Exercise task: Identify each line below containing the string "that" and copy it.

Raw records:
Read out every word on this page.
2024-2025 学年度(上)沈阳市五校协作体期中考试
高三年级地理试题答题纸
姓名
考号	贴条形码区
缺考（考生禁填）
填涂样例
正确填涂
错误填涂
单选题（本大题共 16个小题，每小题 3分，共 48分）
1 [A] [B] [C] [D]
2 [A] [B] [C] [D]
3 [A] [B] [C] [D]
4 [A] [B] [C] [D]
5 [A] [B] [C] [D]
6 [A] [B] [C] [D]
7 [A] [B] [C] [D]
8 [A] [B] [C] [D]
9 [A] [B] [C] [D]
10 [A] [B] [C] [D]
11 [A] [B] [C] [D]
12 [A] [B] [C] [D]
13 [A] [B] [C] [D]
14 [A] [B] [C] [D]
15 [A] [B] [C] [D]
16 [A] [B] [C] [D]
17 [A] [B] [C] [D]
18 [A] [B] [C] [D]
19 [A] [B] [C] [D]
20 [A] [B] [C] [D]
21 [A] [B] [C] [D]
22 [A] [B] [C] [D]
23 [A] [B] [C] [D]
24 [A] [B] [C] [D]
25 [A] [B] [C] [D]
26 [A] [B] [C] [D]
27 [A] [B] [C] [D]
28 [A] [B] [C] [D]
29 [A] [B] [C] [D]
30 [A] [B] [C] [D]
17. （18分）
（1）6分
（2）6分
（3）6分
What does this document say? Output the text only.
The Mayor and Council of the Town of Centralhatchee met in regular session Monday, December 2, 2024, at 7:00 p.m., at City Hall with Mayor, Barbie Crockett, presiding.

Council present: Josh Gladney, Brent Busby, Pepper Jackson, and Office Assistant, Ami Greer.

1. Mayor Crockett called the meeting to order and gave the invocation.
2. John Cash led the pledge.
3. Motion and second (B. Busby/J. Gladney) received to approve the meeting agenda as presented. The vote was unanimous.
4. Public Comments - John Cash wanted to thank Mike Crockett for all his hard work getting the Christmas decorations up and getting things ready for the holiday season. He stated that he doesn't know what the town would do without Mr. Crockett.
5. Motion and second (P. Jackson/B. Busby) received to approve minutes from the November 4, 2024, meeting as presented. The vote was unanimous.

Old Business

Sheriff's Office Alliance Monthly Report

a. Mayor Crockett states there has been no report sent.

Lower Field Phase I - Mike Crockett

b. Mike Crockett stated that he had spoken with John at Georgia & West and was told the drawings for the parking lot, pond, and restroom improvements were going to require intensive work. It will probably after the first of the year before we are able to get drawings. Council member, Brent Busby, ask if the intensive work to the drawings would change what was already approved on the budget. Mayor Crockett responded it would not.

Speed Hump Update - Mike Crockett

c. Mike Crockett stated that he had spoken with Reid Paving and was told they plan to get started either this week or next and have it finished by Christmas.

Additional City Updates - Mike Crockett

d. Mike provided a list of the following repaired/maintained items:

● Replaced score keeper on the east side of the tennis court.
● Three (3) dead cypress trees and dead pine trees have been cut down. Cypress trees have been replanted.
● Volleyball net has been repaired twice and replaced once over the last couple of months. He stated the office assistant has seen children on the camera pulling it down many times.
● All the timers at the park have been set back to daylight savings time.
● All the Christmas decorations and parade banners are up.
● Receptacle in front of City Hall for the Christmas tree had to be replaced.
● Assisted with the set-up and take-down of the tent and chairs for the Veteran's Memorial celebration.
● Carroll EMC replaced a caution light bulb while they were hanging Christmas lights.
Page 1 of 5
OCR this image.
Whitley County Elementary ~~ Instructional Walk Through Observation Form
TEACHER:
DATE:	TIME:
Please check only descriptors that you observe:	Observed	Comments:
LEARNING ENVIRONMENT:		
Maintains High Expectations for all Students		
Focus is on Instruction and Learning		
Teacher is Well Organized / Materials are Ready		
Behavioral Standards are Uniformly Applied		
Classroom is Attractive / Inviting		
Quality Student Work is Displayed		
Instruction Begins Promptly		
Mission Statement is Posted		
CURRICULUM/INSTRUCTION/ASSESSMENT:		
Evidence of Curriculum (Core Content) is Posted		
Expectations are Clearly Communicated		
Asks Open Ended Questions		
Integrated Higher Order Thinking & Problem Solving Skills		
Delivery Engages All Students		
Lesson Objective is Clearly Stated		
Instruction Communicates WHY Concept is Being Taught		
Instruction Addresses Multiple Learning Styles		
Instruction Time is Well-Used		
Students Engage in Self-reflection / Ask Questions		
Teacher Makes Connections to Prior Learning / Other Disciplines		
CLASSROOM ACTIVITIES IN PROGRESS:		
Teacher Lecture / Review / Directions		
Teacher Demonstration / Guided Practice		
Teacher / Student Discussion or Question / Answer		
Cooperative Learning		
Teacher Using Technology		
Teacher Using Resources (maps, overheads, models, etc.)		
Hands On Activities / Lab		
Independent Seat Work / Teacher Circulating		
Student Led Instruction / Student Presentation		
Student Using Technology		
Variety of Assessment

Response:
4. Public Comments - John Cash wanted to thank Mike Crockett for all his hard work getting the Christmas decorations up and getting things ready for the holiday season. He stated that he doesn't know what the town would do without Mr. Crockett.
b. Mike Crockett stated that he had spoken with John at Georgia & West and was told the drawings for the parking lot, pond, and restroom improvements were going to require intensive work. It will probably after the first of the year before we are able to get drawings. Council member, Brent Busby, ask if the intensive work to the drawings would change what was already approved on the budget. Mayor Crockett responded it would not.
c. Mike Crockett stated that he had spoken with Reid Paving and was told they plan to get started either this week or next and have it finished by Christmas.
Please check only descriptors that you observe:	Observed	Comments:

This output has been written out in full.